Objective> Pictures stay out of the copy; set down each line of the listing below exactly.
** Begin **
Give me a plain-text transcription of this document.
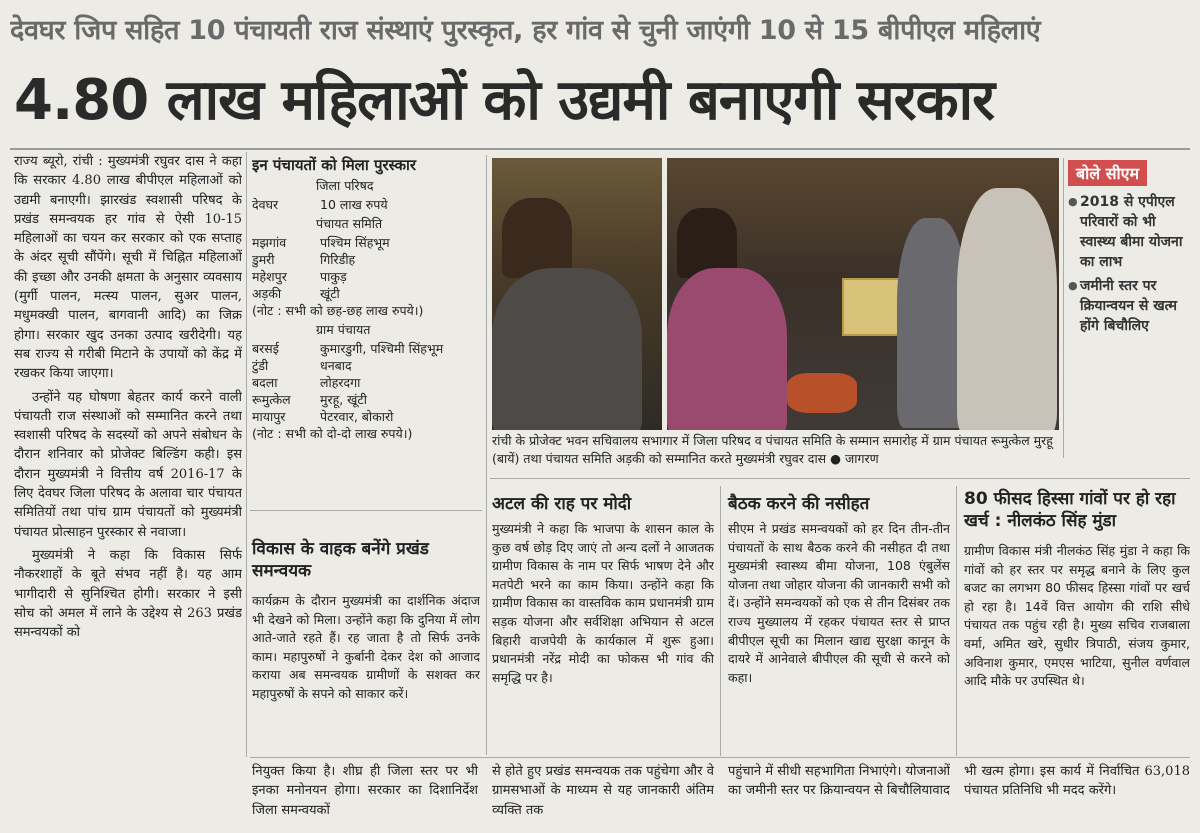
देवघर जिप सहित 10 पंचायती राज संस्थाएं पुरस्कृत, हर गांव से चुनी जाएंगी 10 से 15 बीपीएल महिलाएं
4.80 लाख महिलाओं को उद्यमी बनाएगी सरकार

राज्य ब्यूरो, रांची : मुख्यमंत्री रघुवर दास ने कहा कि सरकार 4.80 लाख बीपीएल महिलाओं को उद्यमी बनाएगी। झारखंड स्वशासी परिषद के प्रखंड समन्वयक हर गांव से ऐसी 10-15 महिलाओं का चयन कर सरकार को एक सप्ताह के अंदर सूची सौंपेंगे। सूची में चिह्नित महिलाओं की इच्छा और उनकी क्षमता के अनुसार व्यवसाय (मुर्गी पालन, मत्स्य पालन, सुअर पालन, मधुमक्खी पालन, बागवानी आदि) का जिक्र होगा। सरकार खुद उनका उत्पाद खरीदेगी। यह सब राज्य से गरीबी मिटाने के उपायों को केंद्र में रखकर किया जाएगा।

उन्होंने यह घोषणा बेहतर कार्य करने वाली पंचायती राज संस्थाओं को सम्मानित करने तथा स्वशासी परिषद के सदस्यों को अपने संबोधन के दौरान शनिवार को प्रोजेक्ट बिल्डिंग कही। इस दौरान मुख्यमंत्री ने वित्तीय वर्ष 2016-17 के लिए देवघर जिला परिषद के अलावा चार पंचायत समितियों तथा पांच ग्राम पंचायतों को मुख्यमंत्री पंचायत प्रोत्साहन पुरस्कार से नवाजा।

मुख्यमंत्री ने कहा कि विकास सिर्फ नौकरशाहों के बूते संभव नहीं है। यह आम भागीदारी से सुनिश्चित होगी। सरकार ने इसी सोच को अमल में लाने के उद्देश्य से 263 प्रखंड समन्वयकों को

इन पंचायतों को मिला पुरस्कार
जिला परिषद
देवघर	10 लाख रुपये
पंचायत समिति
मझगांव	पश्चिम सिंहभूम
डुमरी	गिरिडीह
महेशपुर	पाकुड़
अड़की	खूंटी
(नोट : सभी को छह-छह लाख रुपये।)
ग्राम पंचायत
बरसई	कुमारडुगी, पश्चिमी सिंहभूम
टुंडी	धनबाद
बदला	लोहरदगा
रूमुत्केल	मुरहू, खूंटी
मायापुर	पेटरवार, बोकारो
(नोट : सभी को दो-दो लाख रुपये।)	रांची के प्रोजेक्ट भवन सचिवालय सभागार में जिला परिषद व पंचायत समिति के सम्मान समारोह में ग्राम पंचायत रूमुत्केल मुरहू (बायें) तथा पंचायत समिति अड़की को सम्मानित करते मुख्यमंत्री रघुवर दास ● जागरण
बोले सीएम
● 2018 से एपीएल परिवारों को भी स्वास्थ्य बीमा योजना का लाभ
● जमीनी स्तर पर क्रियान्वयन से खत्म होंगे बिचौलिए
विकास के वाहक बनेंगे प्रखंड समन्वयक
कार्यक्रम के दौरान मुख्यमंत्री का दार्शनिक अंदाज भी देखने को मिला। उन्होंने कहा कि दुनिया में लोग आते-जाते रहते हैं। रह जाता है तो सिर्फ उनके काम। महापुरुषों ने कुर्बानी देकर देश को आजाद कराया अब समन्वयक ग्रामीणों के सशक्त कर महापुरुषों के सपने को साकार करें।
अटल की राह पर मोदी
मुख्यमंत्री ने कहा कि भाजपा के शासन काल के कुछ वर्ष छोड़ दिए जाएं तो अन्य दलों ने आजतक ग्रामीण विकास के नाम पर सिर्फ भाषण देने और मतपेटी भरने का काम किया। उन्होंने कहा कि ग्रामीण विकास का वास्तविक काम प्रधानमंत्री ग्राम सड़क योजना और सर्वशिक्षा अभियान से अटल बिहारी वाजपेयी के कार्यकाल में शुरू हुआ। प्रधानमंत्री नरेंद्र मोदी का फोकस भी गांव की समृद्धि पर है।
बैठक करने की नसीहत
सीएम ने प्रखंड समन्वयकों को हर दिन तीन-तीन पंचायतों के साथ बैठक करने की नसीहत दी तथा मुख्यमंत्री स्वास्थ्य बीमा योजना, 108 एंबुलेंस योजना तथा जोहार योजना की जानकारी सभी को दें। उन्होंने समन्वयकों को एक से तीन दिसंबर तक राज्य मुख्यालय में रहकर पंचायत स्तर से प्राप्त बीपीएल सूची का मिलान खाद्य सुरक्षा कानून के दायरे में आनेवाले बीपीएल की सूची से करने को कहा।
80 फीसद हिस्सा गांवों पर हो रहा खर्च : नीलकंठ सिंह मुंडा
ग्रामीण विकास मंत्री नीलकंठ सिंह मुंडा ने कहा कि गांवों को हर स्तर पर समृद्ध बनाने के लिए कुल बजट का लगभग 80 फीसद हिस्सा गांवों पर खर्च हो रहा है। 14वें वित्त आयोग की राशि सीधे पंचायत तक पहुंच रही है। मुख्य सचिव राजबाला वर्मा, अमित खरे, सुधीर त्रिपाठी, संजय कुमार, अविनाश कुमार, एमएस भाटिया, सुनील वर्णवाल आदि मौके पर उपस्थित थे।
नियुक्त किया है। शीघ्र ही जिला स्तर पर भी इनका मनोनयन होगा। सरकार का दिशानिर्देश जिला समन्वयकों
से होते हुए प्रखंड समन्वयक तक पहुंचेगा और वे ग्रामसभाओं के माध्यम से यह जानकारी अंतिम व्यक्ति तक
पहुंचाने में सीधी सहभागिता निभाएंगे। योजनाओं का जमीनी स्तर पर क्रियान्वयन से बिचौलियावाद
भी खत्म होगा। इस कार्य में निर्वाचित 63,018 पंचायत प्रतिनिधि भी मदद करेंगे।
** End **
The response>
Give me a plain-text transcription of this document.
देवघर जिप सहित 10 पंचायती राज संस्थाएं पुरस्कृत, हर गांव से चुनी जाएंगी 10 से 15 बीपीएल महिलाएं
4.80 लाख महिलाओं को उद्यमी बनाएगी सरकार

राज्य ब्यूरो, रांची : मुख्यमंत्री रघुवर दास ने कहा कि सरकार 4.80 लाख बीपीएल महिलाओं को उद्यमी बनाएगी। झारखंड स्वशासी परिषद के प्रखंड समन्वयक हर गांव से ऐसी 10-15 महिलाओं का चयन कर सरकार को एक सप्ताह के अंदर सूची सौंपेंगे। सूची में चिह्नित महिलाओं की इच्छा और उनकी क्षमता के अनुसार व्यवसाय (मुर्गी पालन, मत्स्य पालन, सुअर पालन, मधुमक्खी पालन, बागवानी आदि) का जिक्र होगा। सरकार खुद उनका उत्पाद खरीदेगी। यह सब राज्य से गरीबी मिटाने के उपायों को केंद्र में रखकर किया जाएगा।

उन्होंने यह घोषणा बेहतर कार्य करने वाली पंचायती राज संस्थाओं को सम्मानित करने तथा स्वशासी परिषद के सदस्यों को अपने संबोधन के दौरान शनिवार को प्रोजेक्ट बिल्डिंग कही। इस दौरान मुख्यमंत्री ने वित्तीय वर्ष 2016-17 के लिए देवघर जिला परिषद के अलावा चार पंचायत समितियों तथा पांच ग्राम पंचायतों को मुख्यमंत्री पंचायत प्रोत्साहन पुरस्कार से नवाजा।

मुख्यमंत्री ने कहा कि विकास सिर्फ नौकरशाहों के बूते संभव नहीं है। यह आम भागीदारी से सुनिश्चित होगी। सरकार ने इसी सोच को अमल में लाने के उद्देश्य से 263 प्रखंड समन्वयकों को

इन पंचायतों को मिला पुरस्कार
जिला परिषद
देवघर	10 लाख रुपये
पंचायत समिति
मझगांव	पश्चिम सिंहभूम
डुमरी	गिरिडीह
महेशपुर	पाकुड़
अड़की	खूंटी
(नोट : सभी को छह-छह लाख रुपये।)
ग्राम पंचायत
बरसई	कुमारडुगी, पश्चिमी सिंहभूम
टुंडी	धनबाद
बदला	लोहरदगा
रूमुत्केल	मुरहू, खूंटी
मायापुर	पेटरवार, बोकारो
(नोट : सभी को दो-दो लाख रुपये।)	रांची के प्रोजेक्ट भवन सचिवालय सभागार में जिला परिषद व पंचायत समिति के सम्मान समारोह में ग्राम पंचायत रूमुत्केल मुरहू (बायें) तथा पंचायत समिति अड़की को सम्मानित करते मुख्यमंत्री रघुवर दास ● जागरण
बोले सीएम
● 2018 से एपीएल परिवारों को भी स्वास्थ्य बीमा योजना का लाभ
● जमीनी स्तर पर क्रियान्वयन से खत्म होंगे बिचौलिए
विकास के वाहक बनेंगे प्रखंड समन्वयक
कार्यक्रम के दौरान मुख्यमंत्री का दार्शनिक अंदाज भी देखने को मिला। उन्होंने कहा कि दुनिया में लोग आते-जाते रहते हैं। रह जाता है तो सिर्फ उनके काम। महापुरुषों ने कुर्बानी देकर देश को आजाद कराया अब समन्वयक ग्रामीणों के सशक्त कर महापुरुषों के सपने को साकार करें।
अटल की राह पर मोदी
मुख्यमंत्री ने कहा कि भाजपा के शासन काल के कुछ वर्ष छोड़ दिए जाएं तो अन्य दलों ने आजतक ग्रामीण विकास के नाम पर सिर्फ भाषण देने और मतपेटी भरने का काम किया। उन्होंने कहा कि ग्रामीण विकास का वास्तविक काम प्रधानमंत्री ग्राम सड़क योजना और सर्वशिक्षा अभियान से अटल बिहारी वाजपेयी के कार्यकाल में शुरू हुआ। प्रधानमंत्री नरेंद्र मोदी का फोकस भी गांव की समृद्धि पर है।
बैठक करने की नसीहत
सीएम ने प्रखंड समन्वयकों को हर दिन तीन-तीन पंचायतों के साथ बैठक करने की नसीहत दी तथा मुख्यमंत्री स्वास्थ्य बीमा योजना, 108 एंबुलेंस योजना तथा जोहार योजना की जानकारी सभी को दें। उन्होंने समन्वयकों को एक से तीन दिसंबर तक राज्य मुख्यालय में रहकर पंचायत स्तर से प्राप्त बीपीएल सूची का मिलान खाद्य सुरक्षा कानून के दायरे में आनेवाले बीपीएल की सूची से करने को कहा।
80 फीसद हिस्सा गांवों पर हो रहा खर्च : नीलकंठ सिंह मुंडा
ग्रामीण विकास मंत्री नीलकंठ सिंह मुंडा ने कहा कि गांवों को हर स्तर पर समृद्ध बनाने के लिए कुल बजट का लगभग 80 फीसद हिस्सा गांवों पर खर्च हो रहा है। 14वें वित्त आयोग की राशि सीधे पंचायत तक पहुंच रही है। मुख्य सचिव राजबाला वर्मा, अमित खरे, सुधीर त्रिपाठी, संजय कुमार, अविनाश कुमार, एमएस भाटिया, सुनील वर्णवाल आदि मौके पर उपस्थित थे।
नियुक्त किया है। शीघ्र ही जिला स्तर पर भी इनका मनोनयन होगा। सरकार का दिशानिर्देश जिला समन्वयकों
से होते हुए प्रखंड समन्वयक तक पहुंचेगा और वे ग्रामसभाओं के माध्यम से यह जानकारी अंतिम व्यक्ति तक
पहुंचाने में सीधी सहभागिता निभाएंगे। योजनाओं का जमीनी स्तर पर क्रियान्वयन से बिचौलियावाद
भी खत्म होगा। इस कार्य में निर्वाचित 63,018 पंचायत प्रतिनिधि भी मदद करेंगे।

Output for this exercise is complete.